Write out the part of the passage below on alternative pension investments that begins at the words "Investments in this" and stops after the words "more traditional assets.".

### PASSAGE SHOWN
--- START ---

“Alternative” investments can be risky, but are worth considering if you want to increase your pension returns.
Savers whose retirement funds are invested only in “conventional” assets could be missing out, according to a new study by pension specialist JLT Employee Benefits. The research suggests that allocating 20% of portfolios to illiquid alternative investments could boost the value at retirement of the typical fund by up to 12%.
Investments in this category include private equity, private debt, infrastructure and real estate. Many occupational pension funds routinely ignore these asset classes, notes JLT, focusing instead on listed equities and bonds. Savers with private pensions also rarely invest in alternative assets.
The argument for investing more in alternatives lies in the diversification benefits they provide – in other words, history suggests they do not move in the same direction as more traditional assets.
So by adding these assets to the mix, pension-fund managers should be able to reduce the total risk of the portfolio while boosting expected returns.

--- END ---

### DATA PROVIDED
--- START ---

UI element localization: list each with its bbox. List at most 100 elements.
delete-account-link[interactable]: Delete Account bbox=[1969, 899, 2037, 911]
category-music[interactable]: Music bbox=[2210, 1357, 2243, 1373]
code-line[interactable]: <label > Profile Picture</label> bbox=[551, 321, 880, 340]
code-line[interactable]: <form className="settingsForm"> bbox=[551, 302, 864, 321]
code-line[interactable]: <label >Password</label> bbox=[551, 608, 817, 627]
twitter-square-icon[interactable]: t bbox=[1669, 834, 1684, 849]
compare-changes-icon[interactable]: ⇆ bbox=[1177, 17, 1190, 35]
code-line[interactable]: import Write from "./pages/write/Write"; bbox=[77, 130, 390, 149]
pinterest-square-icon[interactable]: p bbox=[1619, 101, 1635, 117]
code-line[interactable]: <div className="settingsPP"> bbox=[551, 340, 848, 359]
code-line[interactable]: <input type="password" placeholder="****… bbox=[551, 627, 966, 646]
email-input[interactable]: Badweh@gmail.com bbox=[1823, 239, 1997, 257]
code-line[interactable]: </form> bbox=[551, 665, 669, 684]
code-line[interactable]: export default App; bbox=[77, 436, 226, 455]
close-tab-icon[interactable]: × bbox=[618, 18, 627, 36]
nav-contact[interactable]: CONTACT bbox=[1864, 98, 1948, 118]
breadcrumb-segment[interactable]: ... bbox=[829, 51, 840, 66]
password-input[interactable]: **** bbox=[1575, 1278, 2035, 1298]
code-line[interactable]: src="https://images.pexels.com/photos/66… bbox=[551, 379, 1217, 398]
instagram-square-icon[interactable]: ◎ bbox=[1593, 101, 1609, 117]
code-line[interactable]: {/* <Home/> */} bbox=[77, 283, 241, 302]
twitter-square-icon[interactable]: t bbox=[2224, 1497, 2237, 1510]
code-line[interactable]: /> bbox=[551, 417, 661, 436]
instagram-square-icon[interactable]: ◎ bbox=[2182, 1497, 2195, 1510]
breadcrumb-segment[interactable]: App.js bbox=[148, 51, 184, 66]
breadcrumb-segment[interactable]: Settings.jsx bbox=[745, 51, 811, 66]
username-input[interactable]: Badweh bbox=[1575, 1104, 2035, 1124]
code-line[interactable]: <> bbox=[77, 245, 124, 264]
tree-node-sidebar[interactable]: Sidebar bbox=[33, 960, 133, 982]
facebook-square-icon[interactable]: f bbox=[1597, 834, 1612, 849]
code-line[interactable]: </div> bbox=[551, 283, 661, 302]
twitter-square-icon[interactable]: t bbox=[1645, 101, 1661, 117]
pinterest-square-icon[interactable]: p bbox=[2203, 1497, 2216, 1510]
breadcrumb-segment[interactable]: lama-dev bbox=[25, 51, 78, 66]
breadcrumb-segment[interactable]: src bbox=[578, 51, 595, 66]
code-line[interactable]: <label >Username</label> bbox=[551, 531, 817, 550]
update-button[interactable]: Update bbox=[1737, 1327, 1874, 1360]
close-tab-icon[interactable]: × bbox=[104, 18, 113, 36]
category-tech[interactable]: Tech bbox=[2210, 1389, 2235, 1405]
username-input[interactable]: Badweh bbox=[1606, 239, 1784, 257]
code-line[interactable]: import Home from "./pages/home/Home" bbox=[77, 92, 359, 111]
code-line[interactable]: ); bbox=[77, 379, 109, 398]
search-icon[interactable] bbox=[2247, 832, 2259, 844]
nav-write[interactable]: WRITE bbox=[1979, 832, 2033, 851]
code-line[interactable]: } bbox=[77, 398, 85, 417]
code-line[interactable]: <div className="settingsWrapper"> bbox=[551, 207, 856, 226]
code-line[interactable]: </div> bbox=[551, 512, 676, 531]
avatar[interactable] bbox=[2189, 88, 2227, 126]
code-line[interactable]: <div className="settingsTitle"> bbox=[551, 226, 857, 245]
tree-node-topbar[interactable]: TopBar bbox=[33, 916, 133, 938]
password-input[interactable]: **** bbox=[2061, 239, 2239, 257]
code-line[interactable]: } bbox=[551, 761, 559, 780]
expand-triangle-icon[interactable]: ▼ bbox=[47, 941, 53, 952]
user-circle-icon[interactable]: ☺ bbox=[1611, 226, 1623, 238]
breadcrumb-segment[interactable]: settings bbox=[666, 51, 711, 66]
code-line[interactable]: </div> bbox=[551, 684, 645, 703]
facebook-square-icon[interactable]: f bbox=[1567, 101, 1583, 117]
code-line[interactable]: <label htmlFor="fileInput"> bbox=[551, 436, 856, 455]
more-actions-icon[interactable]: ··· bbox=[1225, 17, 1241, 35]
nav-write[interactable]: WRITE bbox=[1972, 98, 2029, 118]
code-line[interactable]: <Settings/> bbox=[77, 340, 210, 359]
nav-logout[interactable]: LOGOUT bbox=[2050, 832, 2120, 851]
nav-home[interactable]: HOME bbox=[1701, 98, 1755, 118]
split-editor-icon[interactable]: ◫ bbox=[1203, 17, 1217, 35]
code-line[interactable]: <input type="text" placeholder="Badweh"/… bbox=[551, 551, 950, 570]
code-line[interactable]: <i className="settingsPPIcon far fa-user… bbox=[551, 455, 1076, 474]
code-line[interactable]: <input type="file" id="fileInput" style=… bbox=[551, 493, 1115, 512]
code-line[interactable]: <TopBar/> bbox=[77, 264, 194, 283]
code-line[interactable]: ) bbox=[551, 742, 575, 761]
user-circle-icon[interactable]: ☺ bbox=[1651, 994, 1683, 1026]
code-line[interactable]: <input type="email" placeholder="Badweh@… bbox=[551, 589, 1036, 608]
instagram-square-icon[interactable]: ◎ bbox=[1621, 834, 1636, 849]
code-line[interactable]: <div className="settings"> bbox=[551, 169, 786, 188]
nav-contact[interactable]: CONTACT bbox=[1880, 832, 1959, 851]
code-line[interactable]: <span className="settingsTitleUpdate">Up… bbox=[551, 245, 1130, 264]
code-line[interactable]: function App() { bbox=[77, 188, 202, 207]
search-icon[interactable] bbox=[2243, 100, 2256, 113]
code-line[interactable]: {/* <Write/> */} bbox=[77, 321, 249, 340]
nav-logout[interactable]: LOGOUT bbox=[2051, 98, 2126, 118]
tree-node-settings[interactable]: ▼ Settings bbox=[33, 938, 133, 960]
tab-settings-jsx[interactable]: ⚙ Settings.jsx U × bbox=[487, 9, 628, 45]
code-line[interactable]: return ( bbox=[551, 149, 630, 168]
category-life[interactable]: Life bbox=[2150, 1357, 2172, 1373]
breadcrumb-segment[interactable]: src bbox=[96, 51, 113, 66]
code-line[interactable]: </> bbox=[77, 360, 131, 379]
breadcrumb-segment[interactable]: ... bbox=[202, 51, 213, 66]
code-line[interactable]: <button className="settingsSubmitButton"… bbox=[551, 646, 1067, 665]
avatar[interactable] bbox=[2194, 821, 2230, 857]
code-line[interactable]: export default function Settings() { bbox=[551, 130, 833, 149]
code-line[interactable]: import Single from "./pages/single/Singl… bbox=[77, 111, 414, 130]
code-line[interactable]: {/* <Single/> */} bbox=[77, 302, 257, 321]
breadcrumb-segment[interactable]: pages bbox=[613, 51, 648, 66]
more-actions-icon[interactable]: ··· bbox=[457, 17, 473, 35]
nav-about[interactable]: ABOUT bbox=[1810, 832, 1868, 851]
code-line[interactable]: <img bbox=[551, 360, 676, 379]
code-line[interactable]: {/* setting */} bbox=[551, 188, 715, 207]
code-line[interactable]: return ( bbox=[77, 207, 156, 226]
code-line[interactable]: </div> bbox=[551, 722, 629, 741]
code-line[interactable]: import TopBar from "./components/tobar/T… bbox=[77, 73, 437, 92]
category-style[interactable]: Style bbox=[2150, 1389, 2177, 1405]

--- END ---

### SOLUTION TO THE PROBLEM
Investments in this category include private equity, private debt, infrastructure and real estate. Many occupational pension funds routinely ignore these asset classes, notes JLT, focusing instead on listed equities and bonds. Savers with private pensions also rarely invest in alternative assets.
The argument for investing more in alternatives lies in the diversification benefits they provide – in other words, history suggests they do not move in the same direction as more traditional assets.